- [THE PROBLEM]: Go through the listing and write out all of it exactly.

== PROVIDED DATA ==

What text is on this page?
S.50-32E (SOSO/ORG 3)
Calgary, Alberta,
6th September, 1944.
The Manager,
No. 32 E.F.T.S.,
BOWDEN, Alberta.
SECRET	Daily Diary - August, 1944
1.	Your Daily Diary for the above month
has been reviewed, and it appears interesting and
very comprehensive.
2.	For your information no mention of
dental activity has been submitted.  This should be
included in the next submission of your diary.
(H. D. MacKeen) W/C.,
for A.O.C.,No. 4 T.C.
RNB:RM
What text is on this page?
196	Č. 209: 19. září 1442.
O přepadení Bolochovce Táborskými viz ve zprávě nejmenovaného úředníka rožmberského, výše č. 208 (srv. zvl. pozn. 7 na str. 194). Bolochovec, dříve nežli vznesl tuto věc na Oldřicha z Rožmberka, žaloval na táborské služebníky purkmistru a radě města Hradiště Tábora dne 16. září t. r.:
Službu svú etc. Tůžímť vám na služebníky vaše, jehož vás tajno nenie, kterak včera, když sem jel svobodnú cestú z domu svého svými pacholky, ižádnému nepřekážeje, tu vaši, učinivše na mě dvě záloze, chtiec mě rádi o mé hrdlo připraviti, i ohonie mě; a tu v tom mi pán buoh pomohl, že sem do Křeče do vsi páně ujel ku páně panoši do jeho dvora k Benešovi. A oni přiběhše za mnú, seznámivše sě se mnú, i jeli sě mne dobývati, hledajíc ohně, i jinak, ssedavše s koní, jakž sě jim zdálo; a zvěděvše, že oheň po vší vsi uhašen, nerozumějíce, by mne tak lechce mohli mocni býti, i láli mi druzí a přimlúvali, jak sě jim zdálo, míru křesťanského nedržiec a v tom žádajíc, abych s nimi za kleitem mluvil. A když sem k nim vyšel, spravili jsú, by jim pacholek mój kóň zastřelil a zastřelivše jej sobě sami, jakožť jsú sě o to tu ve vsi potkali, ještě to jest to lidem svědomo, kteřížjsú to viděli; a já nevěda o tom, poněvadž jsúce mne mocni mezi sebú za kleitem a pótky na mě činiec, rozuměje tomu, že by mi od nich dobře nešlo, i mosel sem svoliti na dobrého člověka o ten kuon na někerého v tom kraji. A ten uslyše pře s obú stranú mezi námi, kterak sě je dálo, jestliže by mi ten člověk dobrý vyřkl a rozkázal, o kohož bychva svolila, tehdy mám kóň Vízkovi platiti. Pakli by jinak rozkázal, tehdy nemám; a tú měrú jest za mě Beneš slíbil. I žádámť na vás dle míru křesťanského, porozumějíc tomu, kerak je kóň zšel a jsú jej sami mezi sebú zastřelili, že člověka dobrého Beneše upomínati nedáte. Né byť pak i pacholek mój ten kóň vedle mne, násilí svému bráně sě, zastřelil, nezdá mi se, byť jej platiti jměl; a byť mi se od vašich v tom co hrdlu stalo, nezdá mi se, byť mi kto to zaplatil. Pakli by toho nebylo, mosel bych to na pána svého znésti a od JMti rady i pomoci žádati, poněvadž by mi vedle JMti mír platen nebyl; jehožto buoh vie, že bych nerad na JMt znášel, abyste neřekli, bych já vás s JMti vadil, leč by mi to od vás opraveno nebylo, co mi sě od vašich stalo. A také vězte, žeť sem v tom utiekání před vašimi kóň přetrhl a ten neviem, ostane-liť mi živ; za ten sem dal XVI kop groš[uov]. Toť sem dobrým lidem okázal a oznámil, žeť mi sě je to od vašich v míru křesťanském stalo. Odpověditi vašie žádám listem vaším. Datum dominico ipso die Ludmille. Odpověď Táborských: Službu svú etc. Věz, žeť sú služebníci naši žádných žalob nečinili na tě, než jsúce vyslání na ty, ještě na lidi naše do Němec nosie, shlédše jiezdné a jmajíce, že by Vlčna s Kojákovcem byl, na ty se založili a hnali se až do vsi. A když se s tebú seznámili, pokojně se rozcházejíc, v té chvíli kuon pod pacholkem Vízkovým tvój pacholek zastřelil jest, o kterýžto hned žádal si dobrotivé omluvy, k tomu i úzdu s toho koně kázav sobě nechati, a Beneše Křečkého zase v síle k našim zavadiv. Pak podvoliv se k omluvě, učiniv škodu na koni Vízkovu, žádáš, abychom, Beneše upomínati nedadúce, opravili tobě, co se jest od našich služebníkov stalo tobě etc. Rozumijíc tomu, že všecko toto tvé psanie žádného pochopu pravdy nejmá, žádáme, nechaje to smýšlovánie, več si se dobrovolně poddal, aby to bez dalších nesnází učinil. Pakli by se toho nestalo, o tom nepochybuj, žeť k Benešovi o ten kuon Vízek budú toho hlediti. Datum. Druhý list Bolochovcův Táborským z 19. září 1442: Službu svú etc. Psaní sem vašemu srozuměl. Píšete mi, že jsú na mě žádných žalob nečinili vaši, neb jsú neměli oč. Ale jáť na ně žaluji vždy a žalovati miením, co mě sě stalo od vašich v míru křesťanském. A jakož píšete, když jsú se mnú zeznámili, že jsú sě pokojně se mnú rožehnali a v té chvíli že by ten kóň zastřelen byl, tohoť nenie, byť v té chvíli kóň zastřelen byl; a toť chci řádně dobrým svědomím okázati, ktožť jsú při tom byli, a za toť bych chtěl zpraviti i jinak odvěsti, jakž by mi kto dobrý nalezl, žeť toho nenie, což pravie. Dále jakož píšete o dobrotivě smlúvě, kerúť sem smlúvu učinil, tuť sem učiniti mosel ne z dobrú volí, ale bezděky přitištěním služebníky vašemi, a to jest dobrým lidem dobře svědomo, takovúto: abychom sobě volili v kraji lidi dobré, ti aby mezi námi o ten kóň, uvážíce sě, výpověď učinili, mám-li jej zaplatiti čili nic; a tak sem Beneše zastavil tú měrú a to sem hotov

===

- [EXERCISE RESPONSE]:
What text is on this page?
S.50-32E (SOSO/ORG 3)
Calgary, Alberta,
6th September, 1944.
The Manager,
No. 32 E.F.T.S.,
BOWDEN, Alberta.
SECRET	Daily Diary - August, 1944
1.	Your Daily Diary for the above month
has been reviewed, and it appears interesting and
very comprehensive.
2.	For your information no mention of
dental activity has been submitted.  This should be
included in the next submission of your diary.
(H. D. MacKeen) W/C.,
for A.O.C.,No. 4 T.C.
RNB:RM
What text is on this page?
196	Č. 209: 19. září 1442.
O přepadení Bolochovce Táborskými viz ve zprávě nejmenovaného úředníka rožmberského, výše č. 208 (srv. zvl. pozn. 7 na str. 194). Bolochovec, dříve nežli vznesl tuto věc na Oldřicha z Rožmberka, žaloval na táborské služebníky purkmistru a radě města Hradiště Tábora dne 16. září t. r.:
Službu svú etc. Tůžímť vám na služebníky vaše, jehož vás tajno nenie, kterak včera, když sem jel svobodnú cestú z domu svého svými pacholky, ižádnému nepřekážeje, tu vaši, učinivše na mě dvě záloze, chtiec mě rádi o mé hrdlo připraviti, i ohonie mě; a tu v tom mi pán buoh pomohl, že sem do Křeče do vsi páně ujel ku páně panoši do jeho dvora k Benešovi. A oni přiběhše za mnú, seznámivše sě se mnú, i jeli sě mne dobývati, hledajíc ohně, i jinak, ssedavše s koní, jakž sě jim zdálo; a zvěděvše, že oheň po vší vsi uhašen, nerozumějíce, by mne tak lechce mohli mocni býti, i láli mi druzí a přimlúvali, jak sě jim zdálo, míru křesťanského nedržiec a v tom žádajíc, abych s nimi za kleitem mluvil. A když sem k nim vyšel, spravili jsú, by jim pacholek mój kóň zastřelil a zastřelivše jej sobě sami, jakožť jsú sě o to tu ve vsi potkali, ještě to jest to lidem svědomo, kteřížjsú to viděli; a já nevěda o tom, poněvadž jsúce mne mocni mezi sebú za kleitem a pótky na mě činiec, rozuměje tomu, že by mi od nich dobře nešlo, i mosel sem svoliti na dobrého člověka o ten kuon na někerého v tom kraji. A ten uslyše pře s obú stranú mezi námi, kterak sě je dálo, jestliže by mi ten člověk dobrý vyřkl a rozkázal, o kohož bychva svolila, tehdy mám kóň Vízkovi platiti. Pakli by jinak rozkázal, tehdy nemám; a tú měrú jest za mě Beneš slíbil. I žádámť na vás dle míru křesťanského, porozumějíc tomu, kerak je kóň zšel a jsú jej sami mezi sebú zastřelili, že člověka dobrého Beneše upomínati nedáte. Né byť pak i pacholek mój ten kóň vedle mne, násilí svému bráně sě, zastřelil, nezdá mi se, byť jej platiti jměl; a byť mi se od vašich v tom co hrdlu stalo, nezdá mi se, byť mi kto to zaplatil. Pakli by toho nebylo, mosel bych to na pána svého znésti a od JMti rady i pomoci žádati, poněvadž by mi vedle JMti mír platen nebyl; jehožto buoh vie, že bych nerad na JMt znášel, abyste neřekli, bych já vás s JMti vadil, leč by mi to od vás opraveno nebylo, co mi sě od vašich stalo. A také vězte, žeť sem v tom utiekání před vašimi kóň přetrhl a ten neviem, ostane-liť mi živ; za ten sem dal XVI kop groš[uov]. Toť sem dobrým lidem okázal a oznámil, žeť mi sě je to od vašich v míru křesťanském stalo. Odpověditi vašie žádám listem vaším. Datum dominico ipso die Ludmille. Odpověď Táborských: Službu svú etc. Věz, žeť sú služebníci naši žádných žalob nečinili na tě, než jsúce vyslání na ty, ještě na lidi naše do Němec nosie, shlédše jiezdné a jmajíce, že by Vlčna s Kojákovcem byl, na ty se založili a hnali se až do vsi. A když se s tebú seznámili, pokojně se rozcházejíc, v té chvíli kuon pod pacholkem Vízkovým tvój pacholek zastřelil jest, o kterýžto hned žádal si dobrotivé omluvy, k tomu i úzdu s toho koně kázav sobě nechati, a Beneše Křečkého zase v síle k našim zavadiv. Pak podvoliv se k omluvě, učiniv škodu na koni Vízkovu, žádáš, abychom, Beneše upomínati nedadúce, opravili tobě, co se jest od našich služebníkov stalo tobě etc. Rozumijíc tomu, že všecko toto tvé psanie žádného pochopu pravdy nejmá, žádáme, nechaje to smýšlovánie, več si se dobrovolně poddal, aby to bez dalších nesnází učinil. Pakli by se toho nestalo, o tom nepochybuj, žeť k Benešovi o ten kuon Vízek budú toho hlediti. Datum. Druhý list Bolochovcův Táborským z 19. září 1442: Službu svú etc. Psaní sem vašemu srozuměl. Píšete mi, že jsú na mě žádných žalob nečinili vaši, neb jsú neměli oč. Ale jáť na ně žaluji vždy a žalovati miením, co mě sě stalo od vašich v míru křesťanském. A jakož píšete, když jsú se mnú zeznámili, že jsú sě pokojně se mnú rožehnali a v té chvíli že by ten kóň zastřelen byl, tohoť nenie, byť v té chvíli kóň zastřelen byl; a toť chci řádně dobrým svědomím okázati, ktožť jsú při tom byli, a za toť bych chtěl zpraviti i jinak odvěsti, jakž by mi kto dobrý nalezl, žeť toho nenie, což pravie. Dále jakož píšete o dobrotivě smlúvě, kerúť sem smlúvu učinil, tuť sem učiniti mosel ne z dobrú volí, ale bezděky přitištěním služebníky vašemi, a to jest dobrým lidem dobře svědomo, takovúto: abychom sobě volili v kraji lidi dobré, ti aby mezi námi o ten kóň, uvážíce sě, výpověď učinili, mám-li jej zaplatiti čili nic; a tak sem Beneše zastavil tú měrú a to sem hotov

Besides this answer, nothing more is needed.